START SOURCE RECORDS
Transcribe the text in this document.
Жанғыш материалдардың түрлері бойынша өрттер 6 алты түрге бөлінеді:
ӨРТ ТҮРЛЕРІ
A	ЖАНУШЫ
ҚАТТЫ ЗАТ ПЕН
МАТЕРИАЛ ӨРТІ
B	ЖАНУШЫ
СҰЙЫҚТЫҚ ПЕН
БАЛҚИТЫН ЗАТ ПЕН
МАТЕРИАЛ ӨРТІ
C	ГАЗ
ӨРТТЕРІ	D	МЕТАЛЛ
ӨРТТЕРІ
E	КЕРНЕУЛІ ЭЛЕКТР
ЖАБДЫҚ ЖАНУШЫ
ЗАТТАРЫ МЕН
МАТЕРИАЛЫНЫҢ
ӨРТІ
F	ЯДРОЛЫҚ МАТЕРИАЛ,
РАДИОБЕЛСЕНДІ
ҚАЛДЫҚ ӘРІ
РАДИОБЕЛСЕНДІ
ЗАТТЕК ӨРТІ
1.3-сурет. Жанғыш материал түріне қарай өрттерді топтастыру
END SOURCE RECORDS
Above are the records; retype them all without a single difference.

Transcribe the text in this document.
Жанғыш материалдардың түрлері бойынша өрттер 6 алты түрге бөлінеді:
ӨРТ ТҮРЛЕРІ
A	ЖАНУШЫ
ҚАТТЫ ЗАТ ПЕН
МАТЕРИАЛ ӨРТІ
B	ЖАНУШЫ
СҰЙЫҚТЫҚ ПЕН
БАЛҚИТЫН ЗАТ ПЕН
МАТЕРИАЛ ӨРТІ
C	ГАЗ
ӨРТТЕРІ	D	МЕТАЛЛ
ӨРТТЕРІ
E	КЕРНЕУЛІ ЭЛЕКТР
ЖАБДЫҚ ЖАНУШЫ
ЗАТТАРЫ МЕН
МАТЕРИАЛЫНЫҢ
ӨРТІ
F	ЯДРОЛЫҚ МАТЕРИАЛ,
РАДИОБЕЛСЕНДІ
ҚАЛДЫҚ ӘРІ
РАДИОБЕЛСЕНДІ
ЗАТТЕК ӨРТІ
1.3-сурет. Жанғыш материал түріне қарай өрттерді топтастыру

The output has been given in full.